▸ **Input**:
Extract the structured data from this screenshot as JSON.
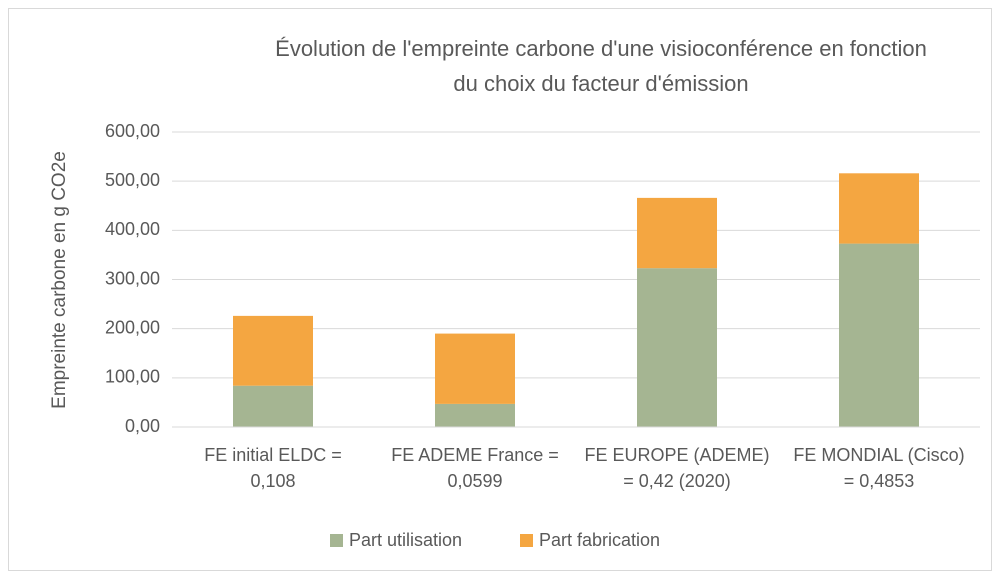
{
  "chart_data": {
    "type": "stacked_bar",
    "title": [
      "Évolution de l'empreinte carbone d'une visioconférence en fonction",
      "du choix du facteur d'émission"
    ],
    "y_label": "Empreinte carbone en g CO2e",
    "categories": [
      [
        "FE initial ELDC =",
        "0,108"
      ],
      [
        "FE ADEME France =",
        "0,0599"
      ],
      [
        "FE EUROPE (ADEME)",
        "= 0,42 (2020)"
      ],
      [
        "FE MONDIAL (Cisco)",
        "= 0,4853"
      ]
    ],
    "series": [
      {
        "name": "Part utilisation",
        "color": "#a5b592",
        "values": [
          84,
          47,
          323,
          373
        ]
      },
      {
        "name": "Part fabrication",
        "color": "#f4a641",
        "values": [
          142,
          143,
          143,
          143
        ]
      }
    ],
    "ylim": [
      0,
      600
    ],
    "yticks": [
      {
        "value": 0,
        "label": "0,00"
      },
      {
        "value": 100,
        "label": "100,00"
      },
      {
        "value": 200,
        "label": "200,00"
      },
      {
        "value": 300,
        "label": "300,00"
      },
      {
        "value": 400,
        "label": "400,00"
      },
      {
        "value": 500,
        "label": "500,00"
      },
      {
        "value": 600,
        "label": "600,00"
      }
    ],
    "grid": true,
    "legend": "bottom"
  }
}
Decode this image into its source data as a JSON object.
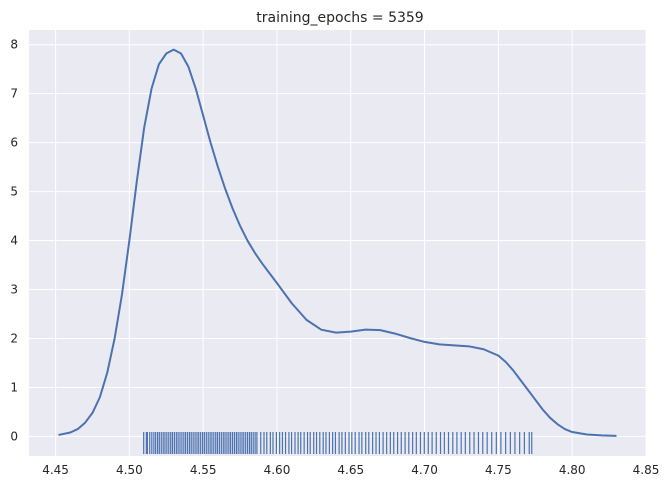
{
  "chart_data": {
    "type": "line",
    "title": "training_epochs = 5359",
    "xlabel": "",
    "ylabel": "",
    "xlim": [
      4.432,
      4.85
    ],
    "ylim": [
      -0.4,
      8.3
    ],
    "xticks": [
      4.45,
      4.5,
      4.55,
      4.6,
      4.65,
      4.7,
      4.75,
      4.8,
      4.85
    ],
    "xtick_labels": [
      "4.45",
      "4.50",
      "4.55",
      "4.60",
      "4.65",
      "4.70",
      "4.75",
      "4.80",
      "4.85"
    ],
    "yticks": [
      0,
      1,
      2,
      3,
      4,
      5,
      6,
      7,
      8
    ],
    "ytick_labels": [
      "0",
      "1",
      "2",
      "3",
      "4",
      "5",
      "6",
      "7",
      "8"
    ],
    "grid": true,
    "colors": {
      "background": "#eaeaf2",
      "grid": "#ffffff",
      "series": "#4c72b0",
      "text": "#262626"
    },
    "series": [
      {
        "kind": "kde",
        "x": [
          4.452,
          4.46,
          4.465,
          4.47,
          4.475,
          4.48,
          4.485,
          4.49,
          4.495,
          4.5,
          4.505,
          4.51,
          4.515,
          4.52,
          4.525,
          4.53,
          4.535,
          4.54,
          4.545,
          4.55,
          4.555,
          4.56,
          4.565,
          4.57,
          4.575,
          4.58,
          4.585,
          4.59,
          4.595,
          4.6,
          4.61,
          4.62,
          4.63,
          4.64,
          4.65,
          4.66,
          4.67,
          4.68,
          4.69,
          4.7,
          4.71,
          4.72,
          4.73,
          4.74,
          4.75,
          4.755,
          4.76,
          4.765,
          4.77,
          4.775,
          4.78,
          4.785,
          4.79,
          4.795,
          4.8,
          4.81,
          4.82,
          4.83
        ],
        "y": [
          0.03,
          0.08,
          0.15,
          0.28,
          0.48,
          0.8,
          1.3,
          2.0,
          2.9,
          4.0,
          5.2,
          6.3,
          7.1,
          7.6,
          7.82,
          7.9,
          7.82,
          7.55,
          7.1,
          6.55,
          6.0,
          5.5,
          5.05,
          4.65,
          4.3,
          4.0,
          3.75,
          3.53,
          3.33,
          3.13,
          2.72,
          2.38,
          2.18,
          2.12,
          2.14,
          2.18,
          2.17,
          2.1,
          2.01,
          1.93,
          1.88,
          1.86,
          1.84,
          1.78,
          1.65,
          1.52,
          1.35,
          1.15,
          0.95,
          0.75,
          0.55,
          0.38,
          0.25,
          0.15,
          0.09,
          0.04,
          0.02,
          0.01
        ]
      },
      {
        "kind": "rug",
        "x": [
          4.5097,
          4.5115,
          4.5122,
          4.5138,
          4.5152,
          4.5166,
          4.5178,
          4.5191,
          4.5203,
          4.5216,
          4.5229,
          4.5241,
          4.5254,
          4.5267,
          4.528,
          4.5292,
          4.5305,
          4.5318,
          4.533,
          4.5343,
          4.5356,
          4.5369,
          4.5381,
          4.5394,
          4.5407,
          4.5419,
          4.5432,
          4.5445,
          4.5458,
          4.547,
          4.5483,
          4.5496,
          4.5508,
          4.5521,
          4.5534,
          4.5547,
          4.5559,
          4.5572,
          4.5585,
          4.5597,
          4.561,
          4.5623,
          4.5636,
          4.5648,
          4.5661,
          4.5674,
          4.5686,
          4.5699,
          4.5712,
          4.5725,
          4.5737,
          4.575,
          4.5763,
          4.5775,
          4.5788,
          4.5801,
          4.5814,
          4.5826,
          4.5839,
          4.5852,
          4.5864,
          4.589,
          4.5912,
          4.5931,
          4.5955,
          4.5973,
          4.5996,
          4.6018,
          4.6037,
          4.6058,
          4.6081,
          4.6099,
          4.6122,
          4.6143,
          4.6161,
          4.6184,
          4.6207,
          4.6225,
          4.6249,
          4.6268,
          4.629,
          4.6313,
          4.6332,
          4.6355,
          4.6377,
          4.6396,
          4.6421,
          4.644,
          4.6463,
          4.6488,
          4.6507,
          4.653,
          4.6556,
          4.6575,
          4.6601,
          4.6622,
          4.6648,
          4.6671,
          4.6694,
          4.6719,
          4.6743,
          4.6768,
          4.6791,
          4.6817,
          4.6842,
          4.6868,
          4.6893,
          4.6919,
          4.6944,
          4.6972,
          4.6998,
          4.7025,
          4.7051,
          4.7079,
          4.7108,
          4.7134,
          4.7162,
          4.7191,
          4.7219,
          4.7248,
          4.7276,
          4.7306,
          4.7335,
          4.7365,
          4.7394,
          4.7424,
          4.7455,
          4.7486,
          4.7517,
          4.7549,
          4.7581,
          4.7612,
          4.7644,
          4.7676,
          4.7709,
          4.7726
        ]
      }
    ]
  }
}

▸ **Objective**:
Leave out all pictures, then copy the remaining material exactly.

▸ **Reply**:
Extract the structured data from this screenshot as JSON.
{
  "chart_data": {
    "type": "stacked_bar",
    "title": [
      "Évolution de l'empreinte carbone d'une visioconférence en fonction",
      "du choix du facteur d'émission"
    ],
    "y_label": "Empreinte carbone en g CO2e",
    "categories": [
      [
        "FE initial ELDC =",
        "0,108"
      ],
      [
        "FE ADEME France =",
        "0,0599"
      ],
      [
        "FE EUROPE (ADEME)",
        "= 0,42 (2020)"
      ],
      [
        "FE MONDIAL (Cisco)",
        "= 0,4853"
      ]
    ],
    "series": [
      {
        "name": "Part utilisation",
        "color": "#a5b592",
        "values": [
          84,
          47,
          323,
          373
        ]
      },
      {
        "name": "Part fabrication",
        "color": "#f4a641",
        "values": [
          142,
          143,
          143,
          143
        ]
      }
    ],
    "ylim": [
      0,
      600
    ],
    "yticks": [
      {
        "value": 0,
        "label": "0,00"
      },
      {
        "value": 100,
        "label": "100,00"
      },
      {
        "value": 200,
        "label": "200,00"
      },
      {
        "value": 300,
        "label": "300,00"
      },
      {
        "value": 400,
        "label": "400,00"
      },
      {
        "value": 500,
        "label": "500,00"
      },
      {
        "value": 600,
        "label": "600,00"
      }
    ],
    "grid": true,
    "legend": "bottom"
  }
}
Decode this image into its source data as a JSON object.
{
  "chart_data": {
    "type": "line",
    "title": "training_epochs = 5359",
    "xlabel": "",
    "ylabel": "",
    "xlim": [
      4.432,
      4.85
    ],
    "ylim": [
      -0.4,
      8.3
    ],
    "xticks": [
      4.45,
      4.5,
      4.55,
      4.6,
      4.65,
      4.7,
      4.75,
      4.8,
      4.85
    ],
    "xtick_labels": [
      "4.45",
      "4.50",
      "4.55",
      "4.60",
      "4.65",
      "4.70",
      "4.75",
      "4.80",
      "4.85"
    ],
    "yticks": [
      0,
      1,
      2,
      3,
      4,
      5,
      6,
      7,
      8
    ],
    "ytick_labels": [
      "0",
      "1",
      "2",
      "3",
      "4",
      "5",
      "6",
      "7",
      "8"
    ],
    "grid": true,
    "colors": {
      "background": "#eaeaf2",
      "grid": "#ffffff",
      "series": "#4c72b0",
      "text": "#262626"
    },
    "series": [
      {
        "kind": "kde",
        "x": [
          4.452,
          4.46,
          4.465,
          4.47,
          4.475,
          4.48,
          4.485,
          4.49,
          4.495,
          4.5,
          4.505,
          4.51,
          4.515,
          4.52,
          4.525,
          4.53,
          4.535,
          4.54,
          4.545,
          4.55,
          4.555,
          4.56,
          4.565,
          4.57,
          4.575,
          4.58,
          4.585,
          4.59,
          4.595,
          4.6,
          4.61,
          4.62,
          4.63,
          4.64,
          4.65,
          4.66,
          4.67,
          4.68,
          4.69,
          4.7,
          4.71,
          4.72,
          4.73,
          4.74,
          4.75,
          4.755,
          4.76,
          4.765,
          4.77,
          4.775,
          4.78,
          4.785,
          4.79,
          4.795,
          4.8,
          4.81,
          4.82,
          4.83
        ],
        "y": [
          0.03,
          0.08,
          0.15,
          0.28,
          0.48,
          0.8,
          1.3,
          2.0,
          2.9,
          4.0,
          5.2,
          6.3,
          7.1,
          7.6,
          7.82,
          7.9,
          7.82,
          7.55,
          7.1,
          6.55,
          6.0,
          5.5,
          5.05,
          4.65,
          4.3,
          4.0,
          3.75,
          3.53,
          3.33,
          3.13,
          2.72,
          2.38,
          2.18,
          2.12,
          2.14,
          2.18,
          2.17,
          2.1,
          2.01,
          1.93,
          1.88,
          1.86,
          1.84,
          1.78,
          1.65,
          1.52,
          1.35,
          1.15,
          0.95,
          0.75,
          0.55,
          0.38,
          0.25,
          0.15,
          0.09,
          0.04,
          0.02,
          0.01
        ]
      },
      {
        "kind": "rug",
        "x": [
          4.5097,
          4.5115,
          4.5122,
          4.5138,
          4.5152,
          4.5166,
          4.5178,
          4.5191,
          4.5203,
          4.5216,
          4.5229,
          4.5241,
          4.5254,
          4.5267,
          4.528,
          4.5292,
          4.5305,
          4.5318,
          4.533,
          4.5343,
          4.5356,
          4.5369,
          4.5381,
          4.5394,
          4.5407,
          4.5419,
          4.5432,
          4.5445,
          4.5458,
          4.547,
          4.5483,
          4.5496,
          4.5508,
          4.5521,
          4.5534,
          4.5547,
          4.5559,
          4.5572,
          4.5585,
          4.5597,
          4.561,
          4.5623,
          4.5636,
          4.5648,
          4.5661,
          4.5674,
          4.5686,
          4.5699,
          4.5712,
          4.5725,
          4.5737,
          4.575,
          4.5763,
          4.5775,
          4.5788,
          4.5801,
          4.5814,
          4.5826,
          4.5839,
          4.5852,
          4.5864,
          4.589,
          4.5912,
          4.5931,
          4.5955,
          4.5973,
          4.5996,
          4.6018,
          4.6037,
          4.6058,
          4.6081,
          4.6099,
          4.6122,
          4.6143,
          4.6161,
          4.6184,
          4.6207,
          4.6225,
          4.6249,
          4.6268,
          4.629,
          4.6313,
          4.6332,
          4.6355,
          4.6377,
          4.6396,
          4.6421,
          4.644,
          4.6463,
          4.6488,
          4.6507,
          4.653,
          4.6556,
          4.6575,
          4.6601,
          4.6622,
          4.6648,
          4.6671,
          4.6694,
          4.6719,
          4.6743,
          4.6768,
          4.6791,
          4.6817,
          4.6842,
          4.6868,
          4.6893,
          4.6919,
          4.6944,
          4.6972,
          4.6998,
          4.7025,
          4.7051,
          4.7079,
          4.7108,
          4.7134,
          4.7162,
          4.7191,
          4.7219,
          4.7248,
          4.7276,
          4.7306,
          4.7335,
          4.7365,
          4.7394,
          4.7424,
          4.7455,
          4.7486,
          4.7517,
          4.7549,
          4.7581,
          4.7612,
          4.7644,
          4.7676,
          4.7709,
          4.7726
        ]
      }
    ]
  }
}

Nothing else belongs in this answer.